* [What the task requires]: Work through the listing below and count the lines that hold "error". Answer with the number alone.

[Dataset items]
..........
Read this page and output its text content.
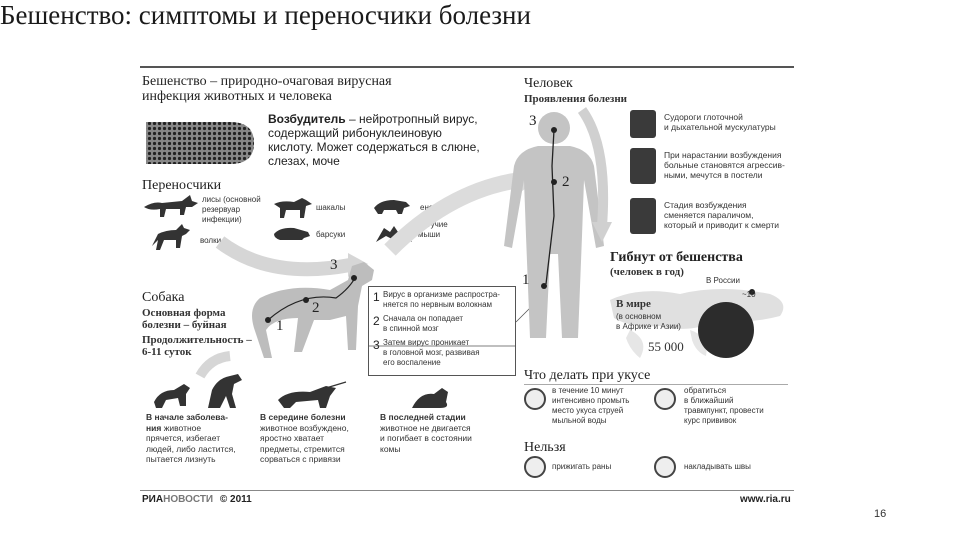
Бешенство: симптомы и переносчики болезни
Бешенство – природно-очаговая вирусная
инфекция животных и человека
Возбудитель – нейротропный вирус,
содержащий рибонуклеиновую
кислоту. Может содержаться в слюне,
слезах, моче
Переносчики
лисы (основной
резервуар
инфекции)
волки
шакалы
барсуки
еноты
летучие
мыши
Собака
Основная форма
болезни – буйная
Продолжительность –
6-11 суток
1
2
3
1 Вирус в организме распростра-
няется по нервным волокнам
2 Сначала он попадает
в спинной мозг
3 Затем вирус проникает
в головной мозг, развивая
его воспаление
В начале заболева-
ния животное
прячется, избегает
людей, либо ластится,
пытается лизнуть
В середине болезни
животное возбуждено,
яростно хватает
предметы, стремится
сорваться с привязи
В последней стадии
животное не двигается
и погибает в состоянии
комы
Человек
Проявления болезни
3
2
1
Судороги глоточной
и дыхательной мускулатуры
При нарастании возбуждения
больные становятся агрессив-
ными, мечутся в постели
Стадия возбуждения
сменяется параличом,
который и приводит к смерти
Гибнут от бешенства
(человек в год)
В России
~10
В мире
(в основном
в Африке и Азии)
55 000
Что делать при укусе
в течение 10 минут
интенсивно промыть
место укуса струей
мыльной воды
обратиться
в ближайший
травмпункт, провести
курс прививок
Нельзя
прижигать раны	накладывать швы
РИАНОВОСТИ © 2011	www.ria.ru
16
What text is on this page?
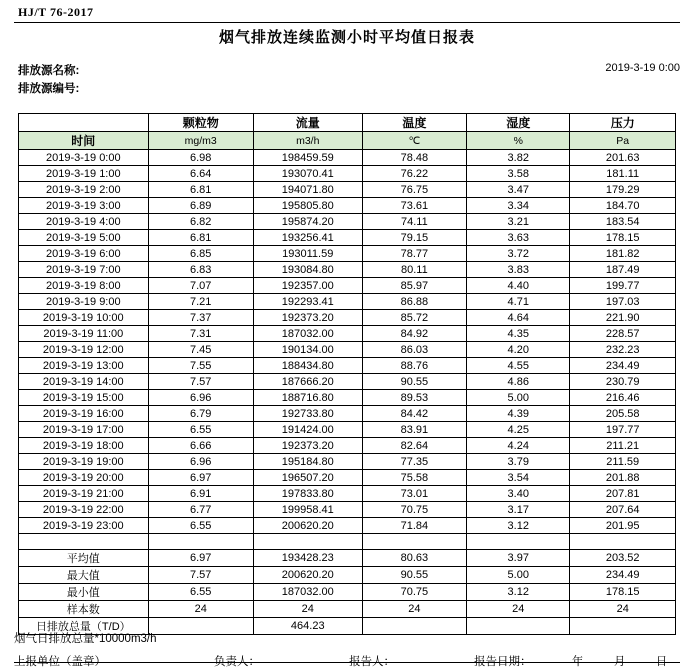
HJ/T 76-2017
烟气排放连续监测小时平均值日报表
排放源名称:
排放源编号:
2019-3-19 0:00
	颗粒物	流量	温度	湿度	压力
时间	mg/m3	m3/h	℃	%	Pa
2019-3-19 0:00	6.98	198459.59	78.48	3.82	201.63
2019-3-19 1:00	6.64	193070.41	76.22	3.58	181.11
2019-3-19 2:00	6.81	194071.80	76.75	3.47	179.29
2019-3-19 3:00	6.89	195805.80	73.61	3.34	184.70
2019-3-19 4:00	6.82	195874.20	74.11	3.21	183.54
2019-3-19 5:00	6.81	193256.41	79.15	3.63	178.15
2019-3-19 6:00	6.85	193011.59	78.77	3.72	181.82
2019-3-19 7:00	6.83	193084.80	80.11	3.83	187.49
2019-3-19 8:00	7.07	192357.00	85.97	4.40	199.77
2019-3-19 9:00	7.21	192293.41	86.88	4.71	197.03
2019-3-19 10:00	7.37	192373.20	85.72	4.64	221.90
2019-3-19 11:00	7.31	187032.00	84.92	4.35	228.57
2019-3-19 12:00	7.45	190134.00	86.03	4.20	232.23
2019-3-19 13:00	7.55	188434.80	88.76	4.55	234.49
2019-3-19 14:00	7.57	187666.20	90.55	4.86	230.79
2019-3-19 15:00	6.96	188716.80	89.53	5.00	216.46
2019-3-19 16:00	6.79	192733.80	84.42	4.39	205.58
2019-3-19 17:00	6.55	191424.00	83.91	4.25	197.77
2019-3-19 18:00	6.66	192373.20	82.64	4.24	211.21
2019-3-19 19:00	6.96	195184.80	77.35	3.79	211.59
2019-3-19 20:00	6.97	196507.20	75.58	3.54	201.88
2019-3-19 21:00	6.91	197833.80	73.01	3.40	207.81
2019-3-19 22:00	6.77	199958.41	70.75	3.17	207.64
2019-3-19 23:00	6.55	200620.20	71.84	3.12	201.95

平均值	6.97	193428.23	80.63	3.97	203.52
最大值	7.57	200620.20	90.55	5.00	234.49
最小值	6.55	187032.00	70.75	3.12	178.15
样本数	24	24	24	24	24
日排放总量（T/D）		464.23			
烟气日排放总量*10000m3/h
上报单位（盖章）	负责人：	报告人：	报告日期：	年	月	日
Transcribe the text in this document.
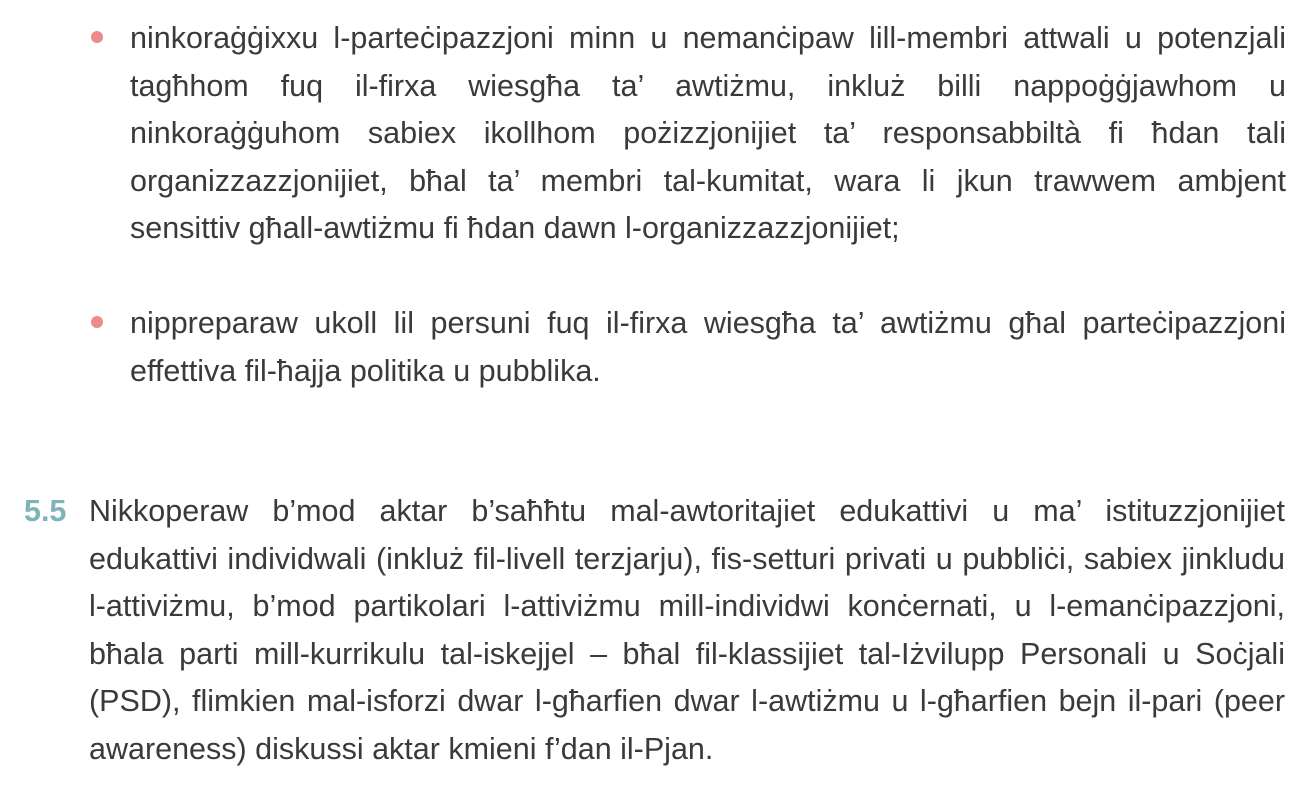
ninkoraġġixxu l-parteċipazzjoni minn u nemanċipaw lill-membri attwali u potenzjali tagħhom fuq il-firxa wiesgħa ta’ awtiżmu, inkluż billi nappoġġjawhom u ninkoraġġuhom sabiex ikollhom pożizzjonijiet ta’ responsabbiltà fi ħdan tali organizzazzjonijiet, bħal ta’ membri tal-kumitat, wara li jkun trawwem ambjent sensittiv għall-awtiżmu fi ħdan dawn l-organizzazzjonijiet;
nippreparaw ukoll lil persuni fuq il-firxa wiesgħa ta’ awtiżmu għal parteċipazzjoni effettiva fil-ħajja politika u pubblika.
5.5 Nikkoperaw b’mod aktar b’saħħtu mal-awtoritajiet edukattivi u ma’ istituzzjonijiet edukattivi individwali (inkluż fil-livell terzjarju), fis-setturi privati u pubbliċi, sabiex jinkludu l-attiviżmu, b’mod partikolari l-attiviżmu mill-individwi konċernati, u l-emanċipazzjoni, bħala parti mill-kurrikulu tal-iskejjel – bħal fil-klassijiet tal-Iżvilupp Personali u Soċjali (PSD), flimkien mal-isforzi dwar l-għarfien dwar l-awtiżmu u l-għarfien bejn il-pari (peer awareness) diskussi aktar kmieni f’dan il-Pjan.
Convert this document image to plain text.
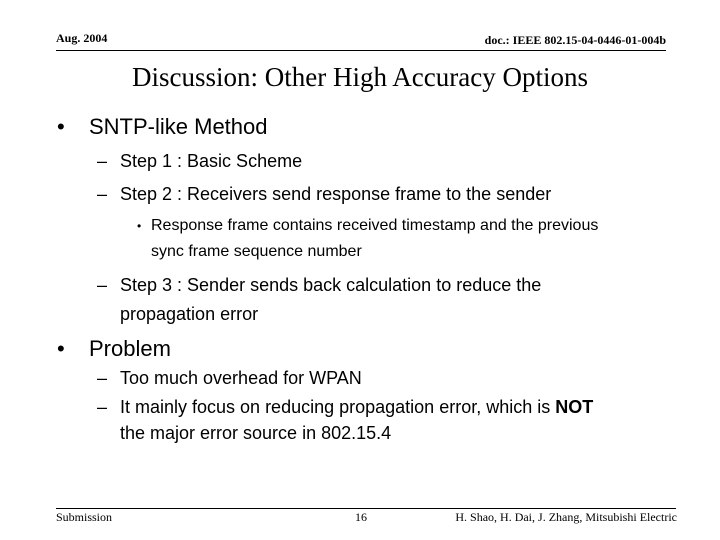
Aug. 2004	doc.: IEEE 802.15-04-0446-01-004b
Discussion: Other High Accuracy Options
• SNTP-like Method
– Step 1 : Basic Scheme
– Step 2 : Receivers send response frame to the sender
• Response frame contains received timestamp and the previous
sync frame sequence number
– Step 3 : Sender sends back calculation to reduce the
propagation error
• Problem
– Too much overhead for WPAN
– It mainly focus on reducing propagation error, which is NOT
the major error source in 802.15.4
Submission	16	H. Shao, H. Dai, J. Zhang, Mitsubishi Electric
..........
* [Answer to this problem]: 3